Begin Dataset records

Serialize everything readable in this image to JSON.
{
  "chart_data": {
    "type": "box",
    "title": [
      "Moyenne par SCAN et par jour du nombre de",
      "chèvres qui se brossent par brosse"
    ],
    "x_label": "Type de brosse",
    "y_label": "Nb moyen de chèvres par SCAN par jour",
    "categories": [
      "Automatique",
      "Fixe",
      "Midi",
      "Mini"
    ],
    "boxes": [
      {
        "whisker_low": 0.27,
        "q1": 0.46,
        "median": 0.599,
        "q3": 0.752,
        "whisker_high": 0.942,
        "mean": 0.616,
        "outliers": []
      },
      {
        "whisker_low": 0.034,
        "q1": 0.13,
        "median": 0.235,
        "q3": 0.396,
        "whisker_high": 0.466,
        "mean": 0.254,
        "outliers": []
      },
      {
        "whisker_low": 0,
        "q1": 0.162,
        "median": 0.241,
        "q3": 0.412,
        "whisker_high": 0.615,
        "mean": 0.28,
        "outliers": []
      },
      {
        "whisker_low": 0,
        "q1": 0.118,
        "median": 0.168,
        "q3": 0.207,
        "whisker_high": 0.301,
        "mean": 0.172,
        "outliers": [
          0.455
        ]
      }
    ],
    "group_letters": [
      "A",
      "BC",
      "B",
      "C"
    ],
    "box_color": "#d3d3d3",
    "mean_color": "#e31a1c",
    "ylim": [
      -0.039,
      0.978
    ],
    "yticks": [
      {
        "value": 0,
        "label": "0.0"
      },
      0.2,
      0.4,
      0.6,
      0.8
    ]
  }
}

End Dataset records
Begin Dataset records

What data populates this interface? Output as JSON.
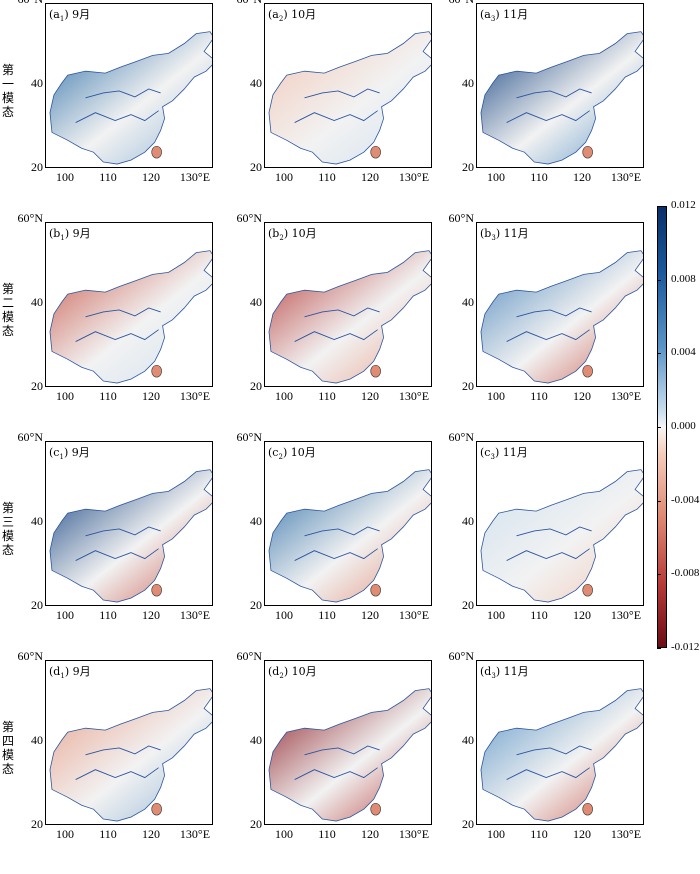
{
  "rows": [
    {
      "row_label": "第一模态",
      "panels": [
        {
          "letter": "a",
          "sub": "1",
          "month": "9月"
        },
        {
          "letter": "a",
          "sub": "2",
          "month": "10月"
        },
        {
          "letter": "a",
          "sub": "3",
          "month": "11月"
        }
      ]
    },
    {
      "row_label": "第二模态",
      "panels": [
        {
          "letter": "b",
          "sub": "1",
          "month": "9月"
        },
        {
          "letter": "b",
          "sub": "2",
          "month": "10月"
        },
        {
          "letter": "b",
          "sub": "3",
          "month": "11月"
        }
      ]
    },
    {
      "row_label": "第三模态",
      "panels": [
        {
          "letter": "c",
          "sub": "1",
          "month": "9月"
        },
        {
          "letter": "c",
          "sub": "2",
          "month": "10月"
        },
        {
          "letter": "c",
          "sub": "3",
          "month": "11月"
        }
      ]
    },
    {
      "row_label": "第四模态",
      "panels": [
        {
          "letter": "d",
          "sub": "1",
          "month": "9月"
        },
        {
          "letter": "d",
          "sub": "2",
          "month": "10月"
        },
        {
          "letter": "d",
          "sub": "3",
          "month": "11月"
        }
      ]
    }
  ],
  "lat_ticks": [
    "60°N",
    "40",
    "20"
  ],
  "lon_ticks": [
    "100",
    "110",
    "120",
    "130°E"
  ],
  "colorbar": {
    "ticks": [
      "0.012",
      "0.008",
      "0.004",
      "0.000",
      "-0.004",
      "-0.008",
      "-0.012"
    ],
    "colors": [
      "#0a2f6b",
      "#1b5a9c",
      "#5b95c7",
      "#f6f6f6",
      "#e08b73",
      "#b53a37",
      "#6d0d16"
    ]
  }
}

End Dataset records

- [Task prompt]: Lines holding the word "JSON" should be counted across the entries; state only how many there are.

- [Result below]: 2